__EXERCISE DESCRIPTION__
Output the material beneath this task exactly, images excluded.

__AVAILABLE DATA__
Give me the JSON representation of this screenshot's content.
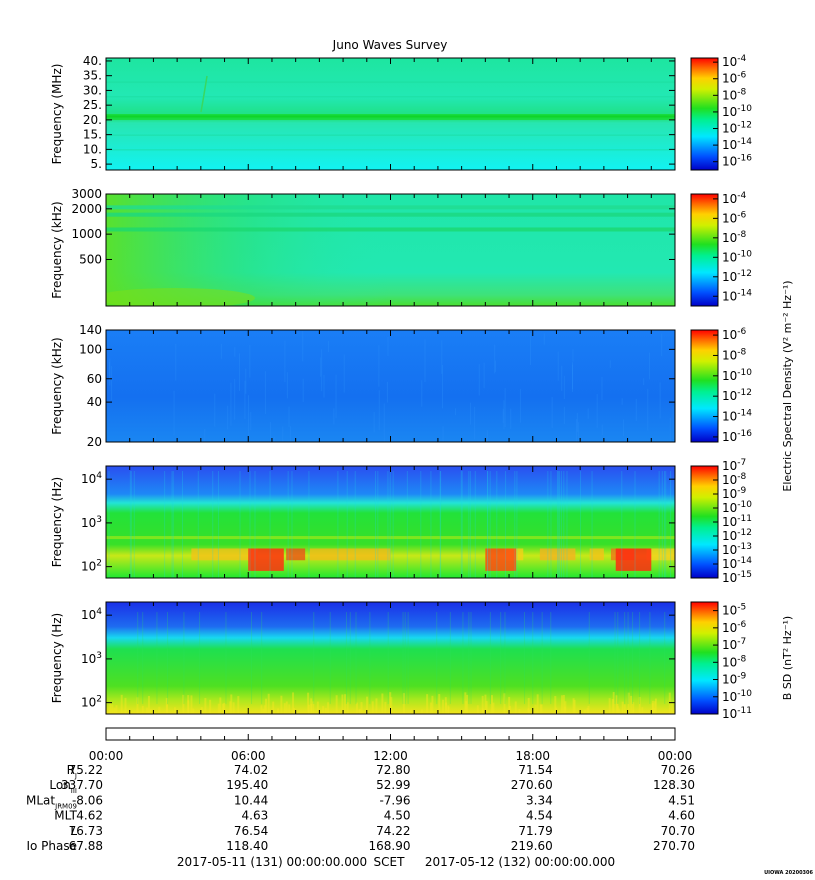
{
  "chart_data": {
    "type": "heatmap",
    "title": "Juno Waves Survey",
    "panels": [
      {
        "ylabel": "Frequency (MHz)",
        "yscale": "linear",
        "ylim": [
          3,
          41
        ],
        "yticks": [
          {
            "v": 5,
            "label": "5."
          },
          {
            "v": 10,
            "label": "10."
          },
          {
            "v": 15,
            "label": "15."
          },
          {
            "v": 20,
            "label": "20."
          },
          {
            "v": 25,
            "label": "25."
          },
          {
            "v": 30,
            "label": "30."
          },
          {
            "v": 35,
            "label": "35."
          },
          {
            "v": 40,
            "label": "40."
          }
        ],
        "cbar": {
          "exponents": [
            "-4",
            "-6",
            "-8",
            "-10",
            "-12",
            "-14",
            "-16"
          ],
          "range": [
            -17,
            -3.5
          ],
          "label": ""
        },
        "color_scheme": "hf"
      },
      {
        "ylabel": "Frequency (kHz)",
        "yscale": "log",
        "ylim": [
          140,
          3000
        ],
        "yticks": [
          {
            "v": 500,
            "label": "500"
          },
          {
            "v": 1000,
            "label": "1000"
          },
          {
            "v": 2000,
            "label": "2000"
          },
          {
            "v": 3000,
            "label": "3000"
          }
        ],
        "cbar": {
          "exponents": [
            "-4",
            "-6",
            "-8",
            "-10",
            "-12",
            "-14"
          ],
          "range": [
            -15,
            -3.5
          ],
          "label": ""
        },
        "color_scheme": "mf"
      },
      {
        "ylabel": "Frequency (kHz)",
        "yscale": "log",
        "ylim": [
          20,
          140
        ],
        "yticks": [
          {
            "v": 20,
            "label": "20"
          },
          {
            "v": 40,
            "label": "40"
          },
          {
            "v": 60,
            "label": "60"
          },
          {
            "v": 100,
            "label": "100"
          },
          {
            "v": 140,
            "label": "140"
          }
        ],
        "cbar": {
          "exponents": [
            "-6",
            "-8",
            "-10",
            "-12",
            "-14",
            "-16"
          ],
          "range": [
            -16.5,
            -5.5
          ],
          "label": "Electric Spectral Density (V² m⁻² Hz⁻¹)"
        },
        "color_scheme": "lf"
      },
      {
        "ylabel": "Frequency (Hz)",
        "yscale": "log",
        "ylim": [
          55,
          20000
        ],
        "yticks": [
          {
            "v": 100,
            "label": "10",
            "exp": "2"
          },
          {
            "v": 1000,
            "label": "10",
            "exp": "3"
          },
          {
            "v": 10000,
            "label": "10",
            "exp": "4"
          }
        ],
        "cbar": {
          "exponents": [
            "-7",
            "-8",
            "-9",
            "-10",
            "-11",
            "-12",
            "-13",
            "-14",
            "-15"
          ],
          "range": [
            -15,
            -7
          ],
          "label": ""
        },
        "color_scheme": "elf"
      },
      {
        "ylabel": "Frequency (Hz)",
        "yscale": "log",
        "ylim": [
          55,
          20000
        ],
        "yticks": [
          {
            "v": 100,
            "label": "10",
            "exp": "2"
          },
          {
            "v": 1000,
            "label": "10",
            "exp": "3"
          },
          {
            "v": 10000,
            "label": "10",
            "exp": "4"
          }
        ],
        "cbar": {
          "exponents": [
            "-5",
            "-6",
            "-7",
            "-8",
            "-9",
            "-10",
            "-11"
          ],
          "range": [
            -11,
            -4.5
          ],
          "label": "B SD (nT² Hz⁻¹)"
        },
        "color_scheme": "bsd"
      }
    ],
    "x_ticks": [
      "00:00",
      "06:00",
      "12:00",
      "18:00",
      "00:00"
    ],
    "xlim_hours": [
      0,
      24
    ],
    "ephemeris": [
      {
        "label": "R",
        "sub": "J",
        "values": [
          "75.22",
          "74.02",
          "72.80",
          "71.54",
          "70.26"
        ]
      },
      {
        "label": "Lon",
        "sub": "III",
        "values": [
          "337.70",
          "195.40",
          "52.99",
          "270.60",
          "128.30"
        ]
      },
      {
        "label": "MLat",
        "sub": "JRM09",
        "values": [
          "-8.06",
          "10.44",
          "-7.96",
          "3.34",
          "4.51"
        ]
      },
      {
        "label": "MLT",
        "sub": "",
        "values": [
          "4.62",
          "4.63",
          "4.50",
          "4.54",
          "4.60"
        ]
      },
      {
        "label": "L",
        "sub": "",
        "values": [
          "76.73",
          "76.54",
          "74.22",
          "71.79",
          "70.70"
        ]
      },
      {
        "label": "Io Phase",
        "sub": "",
        "values": [
          "67.88",
          "118.40",
          "168.90",
          "219.60",
          "270.70"
        ]
      }
    ],
    "time_start": "2017-05-11 (131) 00:00:00.000",
    "time_label": "SCET",
    "time_end": "2017-05-12 (132) 00:00:00.000",
    "stamp": "UIOWA 20200306"
  }
}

__COMPLETED TASK__
Give me the JSON representation of this screenshot's content.
{
  "chart_data": {
    "type": "heatmap",
    "title": "Juno Waves Survey",
    "panels": [
      {
        "ylabel": "Frequency (MHz)",
        "yscale": "linear",
        "ylim": [
          3,
          41
        ],
        "yticks": [
          {
            "v": 5,
            "label": "5."
          },
          {
            "v": 10,
            "label": "10."
          },
          {
            "v": 15,
            "label": "15."
          },
          {
            "v": 20,
            "label": "20."
          },
          {
            "v": 25,
            "label": "25."
          },
          {
            "v": 30,
            "label": "30."
          },
          {
            "v": 35,
            "label": "35."
          },
          {
            "v": 40,
            "label": "40."
          }
        ],
        "cbar": {
          "exponents": [
            "-4",
            "-6",
            "-8",
            "-10",
            "-12",
            "-14",
            "-16"
          ],
          "range": [
            -17,
            -3.5
          ],
          "label": ""
        },
        "color_scheme": "hf"
      },
      {
        "ylabel": "Frequency (kHz)",
        "yscale": "log",
        "ylim": [
          140,
          3000
        ],
        "yticks": [
          {
            "v": 500,
            "label": "500"
          },
          {
            "v": 1000,
            "label": "1000"
          },
          {
            "v": 2000,
            "label": "2000"
          },
          {
            "v": 3000,
            "label": "3000"
          }
        ],
        "cbar": {
          "exponents": [
            "-4",
            "-6",
            "-8",
            "-10",
            "-12",
            "-14"
          ],
          "range": [
            -15,
            -3.5
          ],
          "label": ""
        },
        "color_scheme": "mf"
      },
      {
        "ylabel": "Frequency (kHz)",
        "yscale": "log",
        "ylim": [
          20,
          140
        ],
        "yticks": [
          {
            "v": 20,
            "label": "20"
          },
          {
            "v": 40,
            "label": "40"
          },
          {
            "v": 60,
            "label": "60"
          },
          {
            "v": 100,
            "label": "100"
          },
          {
            "v": 140,
            "label": "140"
          }
        ],
        "cbar": {
          "exponents": [
            "-6",
            "-8",
            "-10",
            "-12",
            "-14",
            "-16"
          ],
          "range": [
            -16.5,
            -5.5
          ],
          "label": "Electric Spectral Density (V² m⁻² Hz⁻¹)"
        },
        "color_scheme": "lf"
      },
      {
        "ylabel": "Frequency (Hz)",
        "yscale": "log",
        "ylim": [
          55,
          20000
        ],
        "yticks": [
          {
            "v": 100,
            "label": "10",
            "exp": "2"
          },
          {
            "v": 1000,
            "label": "10",
            "exp": "3"
          },
          {
            "v": 10000,
            "label": "10",
            "exp": "4"
          }
        ],
        "cbar": {
          "exponents": [
            "-7",
            "-8",
            "-9",
            "-10",
            "-11",
            "-12",
            "-13",
            "-14",
            "-15"
          ],
          "range": [
            -15,
            -7
          ],
          "label": ""
        },
        "color_scheme": "elf"
      },
      {
        "ylabel": "Frequency (Hz)",
        "yscale": "log",
        "ylim": [
          55,
          20000
        ],
        "yticks": [
          {
            "v": 100,
            "label": "10",
            "exp": "2"
          },
          {
            "v": 1000,
            "label": "10",
            "exp": "3"
          },
          {
            "v": 10000,
            "label": "10",
            "exp": "4"
          }
        ],
        "cbar": {
          "exponents": [
            "-5",
            "-6",
            "-7",
            "-8",
            "-9",
            "-10",
            "-11"
          ],
          "range": [
            -11,
            -4.5
          ],
          "label": "B SD (nT² Hz⁻¹)"
        },
        "color_scheme": "bsd"
      }
    ],
    "x_ticks": [
      "00:00",
      "06:00",
      "12:00",
      "18:00",
      "00:00"
    ],
    "xlim_hours": [
      0,
      24
    ],
    "ephemeris": [
      {
        "label": "R",
        "sub": "J",
        "values": [
          "75.22",
          "74.02",
          "72.80",
          "71.54",
          "70.26"
        ]
      },
      {
        "label": "Lon",
        "sub": "III",
        "values": [
          "337.70",
          "195.40",
          "52.99",
          "270.60",
          "128.30"
        ]
      },
      {
        "label": "MLat",
        "sub": "JRM09",
        "values": [
          "-8.06",
          "10.44",
          "-7.96",
          "3.34",
          "4.51"
        ]
      },
      {
        "label": "MLT",
        "sub": "",
        "values": [
          "4.62",
          "4.63",
          "4.50",
          "4.54",
          "4.60"
        ]
      },
      {
        "label": "L",
        "sub": "",
        "values": [
          "76.73",
          "76.54",
          "74.22",
          "71.79",
          "70.70"
        ]
      },
      {
        "label": "Io Phase",
        "sub": "",
        "values": [
          "67.88",
          "118.40",
          "168.90",
          "219.60",
          "270.70"
        ]
      }
    ],
    "time_start": "2017-05-11 (131) 00:00:00.000",
    "time_label": "SCET",
    "time_end": "2017-05-12 (132) 00:00:00.000",
    "stamp": "UIOWA 20200306"
  }
}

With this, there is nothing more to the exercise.